BRIEF:
Copy out each line exactly as it appears.

[Data records]
-- begin --
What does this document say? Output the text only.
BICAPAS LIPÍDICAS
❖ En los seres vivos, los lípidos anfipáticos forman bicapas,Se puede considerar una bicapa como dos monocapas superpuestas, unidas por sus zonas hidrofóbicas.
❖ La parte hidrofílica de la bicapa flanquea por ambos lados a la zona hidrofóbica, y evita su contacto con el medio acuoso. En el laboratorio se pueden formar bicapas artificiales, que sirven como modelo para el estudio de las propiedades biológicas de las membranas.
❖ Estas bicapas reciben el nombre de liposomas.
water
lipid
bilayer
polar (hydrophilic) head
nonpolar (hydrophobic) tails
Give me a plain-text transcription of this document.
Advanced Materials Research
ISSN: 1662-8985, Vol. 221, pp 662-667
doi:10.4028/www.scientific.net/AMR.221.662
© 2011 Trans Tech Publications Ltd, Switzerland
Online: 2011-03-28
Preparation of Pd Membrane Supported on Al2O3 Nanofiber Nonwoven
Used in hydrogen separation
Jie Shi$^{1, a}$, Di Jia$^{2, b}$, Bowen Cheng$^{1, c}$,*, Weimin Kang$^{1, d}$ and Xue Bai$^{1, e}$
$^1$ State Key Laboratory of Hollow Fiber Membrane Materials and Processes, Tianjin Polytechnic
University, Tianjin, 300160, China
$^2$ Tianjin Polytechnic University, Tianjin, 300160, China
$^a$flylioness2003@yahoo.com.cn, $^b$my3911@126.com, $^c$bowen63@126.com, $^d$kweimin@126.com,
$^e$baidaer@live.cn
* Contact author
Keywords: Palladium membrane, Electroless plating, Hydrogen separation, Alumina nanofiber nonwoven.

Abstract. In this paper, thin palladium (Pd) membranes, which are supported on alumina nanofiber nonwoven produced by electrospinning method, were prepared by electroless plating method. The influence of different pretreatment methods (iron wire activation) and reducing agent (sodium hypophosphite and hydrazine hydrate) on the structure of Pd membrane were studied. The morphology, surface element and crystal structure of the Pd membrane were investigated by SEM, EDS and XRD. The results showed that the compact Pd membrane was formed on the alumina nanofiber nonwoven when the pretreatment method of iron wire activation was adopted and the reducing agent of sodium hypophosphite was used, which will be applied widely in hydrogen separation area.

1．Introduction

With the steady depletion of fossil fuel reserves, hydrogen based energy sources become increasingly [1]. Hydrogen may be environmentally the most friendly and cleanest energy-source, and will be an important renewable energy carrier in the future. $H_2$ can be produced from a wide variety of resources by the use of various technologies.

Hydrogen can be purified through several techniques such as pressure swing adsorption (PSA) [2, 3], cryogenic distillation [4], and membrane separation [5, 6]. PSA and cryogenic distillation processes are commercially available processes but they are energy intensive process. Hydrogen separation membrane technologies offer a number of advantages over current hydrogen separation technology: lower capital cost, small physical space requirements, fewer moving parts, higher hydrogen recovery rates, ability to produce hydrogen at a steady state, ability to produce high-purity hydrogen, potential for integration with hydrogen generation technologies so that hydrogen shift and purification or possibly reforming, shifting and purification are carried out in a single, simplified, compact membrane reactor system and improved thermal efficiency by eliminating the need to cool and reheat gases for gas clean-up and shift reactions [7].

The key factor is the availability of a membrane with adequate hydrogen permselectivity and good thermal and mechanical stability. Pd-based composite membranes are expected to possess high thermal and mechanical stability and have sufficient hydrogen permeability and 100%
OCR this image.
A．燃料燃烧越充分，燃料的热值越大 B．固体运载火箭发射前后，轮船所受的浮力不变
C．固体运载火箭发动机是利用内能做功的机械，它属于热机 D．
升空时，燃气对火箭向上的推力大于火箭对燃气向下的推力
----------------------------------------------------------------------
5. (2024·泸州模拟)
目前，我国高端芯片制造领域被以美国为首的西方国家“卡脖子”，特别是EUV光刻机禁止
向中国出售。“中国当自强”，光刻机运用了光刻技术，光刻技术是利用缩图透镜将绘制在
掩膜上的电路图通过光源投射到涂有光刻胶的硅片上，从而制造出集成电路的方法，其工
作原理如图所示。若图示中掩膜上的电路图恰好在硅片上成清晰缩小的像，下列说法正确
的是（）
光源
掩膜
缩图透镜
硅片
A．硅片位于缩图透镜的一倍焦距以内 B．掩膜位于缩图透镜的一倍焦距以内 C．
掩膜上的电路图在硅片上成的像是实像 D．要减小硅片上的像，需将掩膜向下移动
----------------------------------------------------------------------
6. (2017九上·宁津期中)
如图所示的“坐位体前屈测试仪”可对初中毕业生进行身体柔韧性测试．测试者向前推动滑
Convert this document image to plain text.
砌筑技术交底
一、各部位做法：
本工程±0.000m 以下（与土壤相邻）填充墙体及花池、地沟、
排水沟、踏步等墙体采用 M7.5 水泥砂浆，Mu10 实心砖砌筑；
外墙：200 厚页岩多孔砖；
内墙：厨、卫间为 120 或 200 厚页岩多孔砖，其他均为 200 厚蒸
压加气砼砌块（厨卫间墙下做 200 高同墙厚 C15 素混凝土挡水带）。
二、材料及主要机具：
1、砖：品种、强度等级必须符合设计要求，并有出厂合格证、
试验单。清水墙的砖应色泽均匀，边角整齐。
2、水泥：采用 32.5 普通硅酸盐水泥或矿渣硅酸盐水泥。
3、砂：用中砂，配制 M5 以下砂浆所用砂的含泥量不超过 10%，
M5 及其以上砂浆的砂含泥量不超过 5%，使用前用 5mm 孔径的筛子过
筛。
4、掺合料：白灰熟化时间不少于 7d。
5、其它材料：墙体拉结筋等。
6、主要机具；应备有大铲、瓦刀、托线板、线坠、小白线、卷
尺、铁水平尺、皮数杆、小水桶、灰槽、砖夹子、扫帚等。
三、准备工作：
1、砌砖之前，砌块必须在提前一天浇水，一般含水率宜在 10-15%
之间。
-- end --
RESULT FOR THIS TASK:
What does this document say? Output the text only.
BICAPAS LIPÍDICAS
❖ En los seres vivos, los lípidos anfipáticos forman bicapas,Se puede considerar una bicapa como dos monocapas superpuestas, unidas por sus zonas hidrofóbicas.
❖ La parte hidrofílica de la bicapa flanquea por ambos lados a la zona hidrofóbica, y evita su contacto con el medio acuoso. En el laboratorio se pueden formar bicapas artificiales, que sirven como modelo para el estudio de las propiedades biológicas de las membranas.
❖ Estas bicapas reciben el nombre de liposomas.
water
lipid
bilayer
polar (hydrophilic) head
nonpolar (hydrophobic) tails
Give me a plain-text transcription of this document.
Advanced Materials Research
ISSN: 1662-8985, Vol. 221, pp 662-667
doi:10.4028/www.scientific.net/AMR.221.662
© 2011 Trans Tech Publications Ltd, Switzerland
Online: 2011-03-28
Preparation of Pd Membrane Supported on Al2O3 Nanofiber Nonwoven
Used in hydrogen separation
Jie Shi$^{1, a}$, Di Jia$^{2, b}$, Bowen Cheng$^{1, c}$,*, Weimin Kang$^{1, d}$ and Xue Bai$^{1, e}$
$^1$ State Key Laboratory of Hollow Fiber Membrane Materials and Processes, Tianjin Polytechnic
University, Tianjin, 300160, China
$^2$ Tianjin Polytechnic University, Tianjin, 300160, China
$^a$flylioness2003@yahoo.com.cn, $^b$my3911@126.com, $^c$bowen63@126.com, $^d$kweimin@126.com,
$^e$baidaer@live.cn
* Contact author
Keywords: Palladium membrane, Electroless plating, Hydrogen separation, Alumina nanofiber nonwoven.

Abstract. In this paper, thin palladium (Pd) membranes, which are supported on alumina nanofiber nonwoven produced by electrospinning method, were prepared by electroless plating method. The influence of different pretreatment methods (iron wire activation) and reducing agent (sodium hypophosphite and hydrazine hydrate) on the structure of Pd membrane were studied. The morphology, surface element and crystal structure of the Pd membrane were investigated by SEM, EDS and XRD. The results showed that the compact Pd membrane was formed on the alumina nanofiber nonwoven when the pretreatment method of iron wire activation was adopted and the reducing agent of sodium hypophosphite was used, which will be applied widely in hydrogen separation area.

1．Introduction

With the steady depletion of fossil fuel reserves, hydrogen based energy sources become increasingly [1]. Hydrogen may be environmentally the most friendly and cleanest energy-source, and will be an important renewable energy carrier in the future. $H_2$ can be produced from a wide variety of resources by the use of various technologies.

Hydrogen can be purified through several techniques such as pressure swing adsorption (PSA) [2, 3], cryogenic distillation [4], and membrane separation [5, 6]. PSA and cryogenic distillation processes are commercially available processes but they are energy intensive process. Hydrogen separation membrane technologies offer a number of advantages over current hydrogen separation technology: lower capital cost, small physical space requirements, fewer moving parts, higher hydrogen recovery rates, ability to produce hydrogen at a steady state, ability to produce high-purity hydrogen, potential for integration with hydrogen generation technologies so that hydrogen shift and purification or possibly reforming, shifting and purification are carried out in a single, simplified, compact membrane reactor system and improved thermal efficiency by eliminating the need to cool and reheat gases for gas clean-up and shift reactions [7].

The key factor is the availability of a membrane with adequate hydrogen permselectivity and good thermal and mechanical stability. Pd-based composite membranes are expected to possess high thermal and mechanical stability and have sufficient hydrogen permeability and 100%
OCR this image.
A．燃料燃烧越充分，燃料的热值越大 B．固体运载火箭发射前后，轮船所受的浮力不变
C．固体运载火箭发动机是利用内能做功的机械，它属于热机 D．
升空时，燃气对火箭向上的推力大于火箭对燃气向下的推力
----------------------------------------------------------------------
5. (2024·泸州模拟)
目前，我国高端芯片制造领域被以美国为首的西方国家“卡脖子”，特别是EUV光刻机禁止
向中国出售。“中国当自强”，光刻机运用了光刻技术，光刻技术是利用缩图透镜将绘制在
掩膜上的电路图通过光源投射到涂有光刻胶的硅片上，从而制造出集成电路的方法，其工
作原理如图所示。若图示中掩膜上的电路图恰好在硅片上成清晰缩小的像，下列说法正确
的是（）
光源
掩膜
缩图透镜
硅片
A．硅片位于缩图透镜的一倍焦距以内 B．掩膜位于缩图透镜的一倍焦距以内 C．
掩膜上的电路图在硅片上成的像是实像 D．要减小硅片上的像，需将掩膜向下移动
----------------------------------------------------------------------
6. (2017九上·宁津期中)
如图所示的“坐位体前屈测试仪”可对初中毕业生进行身体柔韧性测试．测试者向前推动滑
Convert this document image to plain text.
砌筑技术交底
一、各部位做法：
本工程±0.000m 以下（与土壤相邻）填充墙体及花池、地沟、
排水沟、踏步等墙体采用 M7.5 水泥砂浆，Mu10 实心砖砌筑；
外墙：200 厚页岩多孔砖；
内墙：厨、卫间为 120 或 200 厚页岩多孔砖，其他均为 200 厚蒸
压加气砼砌块（厨卫间墙下做 200 高同墙厚 C15 素混凝土挡水带）。
二、材料及主要机具：
1、砖：品种、强度等级必须符合设计要求，并有出厂合格证、
试验单。清水墙的砖应色泽均匀，边角整齐。
2、水泥：采用 32.5 普通硅酸盐水泥或矿渣硅酸盐水泥。
3、砂：用中砂，配制 M5 以下砂浆所用砂的含泥量不超过 10%，
M5 及其以上砂浆的砂含泥量不超过 5%，使用前用 5mm 孔径的筛子过
筛。
4、掺合料：白灰熟化时间不少于 7d。
5、其它材料：墙体拉结筋等。
6、主要机具；应备有大铲、瓦刀、托线板、线坠、小白线、卷
尺、铁水平尺、皮数杆、小水桶、灰槽、砖夹子、扫帚等。
三、准备工作：
1、砌砖之前，砌块必须在提前一天浇水，一般含水率宜在 10-15%
之间。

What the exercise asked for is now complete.